▶ **What is needed**:
Gather up every line that includes the string "text".
** Start Recorded data **
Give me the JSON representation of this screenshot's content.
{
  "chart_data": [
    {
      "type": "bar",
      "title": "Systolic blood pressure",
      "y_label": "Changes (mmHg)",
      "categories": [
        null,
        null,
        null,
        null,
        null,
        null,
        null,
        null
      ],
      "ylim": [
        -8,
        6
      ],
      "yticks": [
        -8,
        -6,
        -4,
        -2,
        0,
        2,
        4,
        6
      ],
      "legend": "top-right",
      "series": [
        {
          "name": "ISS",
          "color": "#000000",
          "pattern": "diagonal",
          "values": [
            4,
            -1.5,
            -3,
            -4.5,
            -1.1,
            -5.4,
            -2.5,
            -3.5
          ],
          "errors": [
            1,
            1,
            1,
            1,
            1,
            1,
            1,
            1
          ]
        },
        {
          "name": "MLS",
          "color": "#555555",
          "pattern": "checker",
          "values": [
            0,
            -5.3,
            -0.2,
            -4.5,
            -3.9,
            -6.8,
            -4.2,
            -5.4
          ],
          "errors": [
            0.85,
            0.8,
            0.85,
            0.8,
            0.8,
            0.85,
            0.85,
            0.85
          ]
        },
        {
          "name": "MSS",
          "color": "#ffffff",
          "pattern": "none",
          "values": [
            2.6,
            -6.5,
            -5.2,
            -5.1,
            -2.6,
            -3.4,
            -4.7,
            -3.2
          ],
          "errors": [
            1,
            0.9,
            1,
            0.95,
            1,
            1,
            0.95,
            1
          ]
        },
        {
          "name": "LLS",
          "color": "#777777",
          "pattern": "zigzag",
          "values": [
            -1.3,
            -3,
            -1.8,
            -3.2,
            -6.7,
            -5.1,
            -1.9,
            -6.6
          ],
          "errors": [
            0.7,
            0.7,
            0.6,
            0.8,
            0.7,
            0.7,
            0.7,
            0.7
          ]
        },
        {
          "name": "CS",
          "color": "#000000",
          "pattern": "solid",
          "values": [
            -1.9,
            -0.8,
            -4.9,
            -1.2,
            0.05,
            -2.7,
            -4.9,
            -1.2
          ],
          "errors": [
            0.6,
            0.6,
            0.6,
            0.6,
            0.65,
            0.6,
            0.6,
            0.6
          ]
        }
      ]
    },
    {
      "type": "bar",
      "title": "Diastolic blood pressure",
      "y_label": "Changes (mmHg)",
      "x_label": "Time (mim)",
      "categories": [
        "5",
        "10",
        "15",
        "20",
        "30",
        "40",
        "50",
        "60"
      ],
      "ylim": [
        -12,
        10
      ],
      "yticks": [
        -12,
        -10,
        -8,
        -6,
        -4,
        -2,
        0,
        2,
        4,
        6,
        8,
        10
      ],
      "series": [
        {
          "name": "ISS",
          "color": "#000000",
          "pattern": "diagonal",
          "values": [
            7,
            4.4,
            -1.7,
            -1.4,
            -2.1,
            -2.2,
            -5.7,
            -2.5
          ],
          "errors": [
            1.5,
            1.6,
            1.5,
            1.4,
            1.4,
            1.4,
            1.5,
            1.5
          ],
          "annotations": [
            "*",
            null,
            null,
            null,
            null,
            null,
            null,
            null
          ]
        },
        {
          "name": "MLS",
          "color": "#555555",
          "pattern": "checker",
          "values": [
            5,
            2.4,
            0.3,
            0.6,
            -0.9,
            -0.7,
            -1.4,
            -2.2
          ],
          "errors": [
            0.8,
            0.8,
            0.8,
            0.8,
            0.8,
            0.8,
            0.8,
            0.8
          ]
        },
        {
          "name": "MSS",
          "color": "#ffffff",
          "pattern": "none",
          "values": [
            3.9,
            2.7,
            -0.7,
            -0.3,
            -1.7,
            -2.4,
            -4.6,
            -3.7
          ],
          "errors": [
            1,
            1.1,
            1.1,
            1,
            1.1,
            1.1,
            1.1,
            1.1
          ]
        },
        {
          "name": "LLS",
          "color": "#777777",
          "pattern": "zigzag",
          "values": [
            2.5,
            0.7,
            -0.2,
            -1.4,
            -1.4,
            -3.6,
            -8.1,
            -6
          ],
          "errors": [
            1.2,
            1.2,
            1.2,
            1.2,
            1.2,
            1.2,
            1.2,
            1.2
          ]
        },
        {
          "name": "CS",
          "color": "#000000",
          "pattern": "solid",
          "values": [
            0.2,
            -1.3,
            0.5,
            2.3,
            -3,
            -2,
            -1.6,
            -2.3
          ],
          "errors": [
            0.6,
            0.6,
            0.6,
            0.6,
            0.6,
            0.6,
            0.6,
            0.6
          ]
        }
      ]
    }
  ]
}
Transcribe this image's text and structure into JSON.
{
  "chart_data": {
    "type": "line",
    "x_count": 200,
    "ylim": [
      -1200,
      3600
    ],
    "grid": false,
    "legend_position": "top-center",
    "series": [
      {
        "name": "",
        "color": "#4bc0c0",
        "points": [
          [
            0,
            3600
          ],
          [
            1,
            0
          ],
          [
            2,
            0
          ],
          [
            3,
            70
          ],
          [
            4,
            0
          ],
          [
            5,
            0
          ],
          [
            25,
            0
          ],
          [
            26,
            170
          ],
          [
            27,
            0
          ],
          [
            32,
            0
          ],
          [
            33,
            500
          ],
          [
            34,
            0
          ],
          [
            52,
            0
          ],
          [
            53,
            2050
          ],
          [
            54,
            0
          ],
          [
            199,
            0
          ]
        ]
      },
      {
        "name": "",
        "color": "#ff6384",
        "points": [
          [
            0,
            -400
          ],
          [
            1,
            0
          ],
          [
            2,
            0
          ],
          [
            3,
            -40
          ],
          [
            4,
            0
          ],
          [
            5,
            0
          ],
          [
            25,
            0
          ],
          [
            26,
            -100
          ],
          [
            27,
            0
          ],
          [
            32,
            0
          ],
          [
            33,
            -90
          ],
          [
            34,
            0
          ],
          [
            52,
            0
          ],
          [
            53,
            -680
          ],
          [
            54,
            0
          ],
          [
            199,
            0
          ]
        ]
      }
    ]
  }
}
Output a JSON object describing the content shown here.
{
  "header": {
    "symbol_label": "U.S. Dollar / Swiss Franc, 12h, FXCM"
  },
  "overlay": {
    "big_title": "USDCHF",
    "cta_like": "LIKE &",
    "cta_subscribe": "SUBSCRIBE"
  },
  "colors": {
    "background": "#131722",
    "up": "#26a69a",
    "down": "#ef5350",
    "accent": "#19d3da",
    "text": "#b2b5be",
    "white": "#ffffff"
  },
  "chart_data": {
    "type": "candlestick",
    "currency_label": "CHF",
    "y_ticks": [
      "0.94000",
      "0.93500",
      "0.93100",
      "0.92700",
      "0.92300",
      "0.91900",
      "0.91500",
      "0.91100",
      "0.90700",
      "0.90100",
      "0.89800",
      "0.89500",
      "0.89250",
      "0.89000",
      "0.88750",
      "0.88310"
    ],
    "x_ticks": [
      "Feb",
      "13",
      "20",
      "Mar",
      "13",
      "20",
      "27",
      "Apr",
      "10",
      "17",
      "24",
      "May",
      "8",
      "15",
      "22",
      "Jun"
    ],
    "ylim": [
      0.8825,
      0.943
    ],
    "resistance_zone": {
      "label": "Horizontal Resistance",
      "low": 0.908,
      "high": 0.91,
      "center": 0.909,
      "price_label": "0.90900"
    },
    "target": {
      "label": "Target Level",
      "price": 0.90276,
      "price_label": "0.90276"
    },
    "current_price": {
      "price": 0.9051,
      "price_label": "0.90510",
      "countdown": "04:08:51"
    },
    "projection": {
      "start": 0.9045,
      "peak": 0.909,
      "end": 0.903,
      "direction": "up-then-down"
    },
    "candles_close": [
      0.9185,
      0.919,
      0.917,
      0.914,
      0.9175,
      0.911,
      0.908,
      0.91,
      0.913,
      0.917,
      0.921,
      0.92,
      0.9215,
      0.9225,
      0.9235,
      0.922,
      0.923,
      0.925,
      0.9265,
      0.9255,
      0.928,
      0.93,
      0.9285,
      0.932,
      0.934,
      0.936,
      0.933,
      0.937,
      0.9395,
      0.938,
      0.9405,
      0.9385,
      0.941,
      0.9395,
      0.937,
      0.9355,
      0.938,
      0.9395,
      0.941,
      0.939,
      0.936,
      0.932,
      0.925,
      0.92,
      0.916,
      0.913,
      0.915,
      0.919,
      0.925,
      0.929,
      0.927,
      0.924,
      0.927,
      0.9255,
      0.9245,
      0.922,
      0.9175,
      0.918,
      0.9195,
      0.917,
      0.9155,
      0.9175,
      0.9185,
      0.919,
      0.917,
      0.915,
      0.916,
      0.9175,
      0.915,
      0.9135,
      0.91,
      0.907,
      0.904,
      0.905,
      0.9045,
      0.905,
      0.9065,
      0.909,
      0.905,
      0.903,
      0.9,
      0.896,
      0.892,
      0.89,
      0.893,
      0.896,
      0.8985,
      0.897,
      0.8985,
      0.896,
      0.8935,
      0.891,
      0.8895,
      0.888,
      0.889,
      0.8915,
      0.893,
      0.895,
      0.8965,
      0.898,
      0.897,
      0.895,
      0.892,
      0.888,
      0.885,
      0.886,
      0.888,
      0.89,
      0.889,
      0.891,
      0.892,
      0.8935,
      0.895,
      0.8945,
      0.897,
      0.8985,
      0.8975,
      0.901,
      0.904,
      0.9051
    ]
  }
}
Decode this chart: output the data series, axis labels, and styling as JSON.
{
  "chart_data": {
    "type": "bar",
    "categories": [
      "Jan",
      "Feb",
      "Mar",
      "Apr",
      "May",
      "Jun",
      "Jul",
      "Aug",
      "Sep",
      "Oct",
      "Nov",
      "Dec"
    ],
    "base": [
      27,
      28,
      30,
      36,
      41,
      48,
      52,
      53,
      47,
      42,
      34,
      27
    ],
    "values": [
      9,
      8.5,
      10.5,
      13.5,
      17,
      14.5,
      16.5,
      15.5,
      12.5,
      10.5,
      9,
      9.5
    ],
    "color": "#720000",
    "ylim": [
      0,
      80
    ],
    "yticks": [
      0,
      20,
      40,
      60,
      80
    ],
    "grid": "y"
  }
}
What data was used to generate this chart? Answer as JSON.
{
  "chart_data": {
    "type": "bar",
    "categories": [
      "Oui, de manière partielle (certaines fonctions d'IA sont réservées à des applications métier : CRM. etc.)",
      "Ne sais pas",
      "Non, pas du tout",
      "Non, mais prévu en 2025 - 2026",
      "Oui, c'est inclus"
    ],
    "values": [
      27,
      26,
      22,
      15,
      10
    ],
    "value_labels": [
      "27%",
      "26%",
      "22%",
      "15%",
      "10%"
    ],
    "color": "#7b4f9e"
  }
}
** End Recorded data **
▶ **Written reply**:
Transcribe this image's text and structure into JSON.
    "text": "#b2b5be",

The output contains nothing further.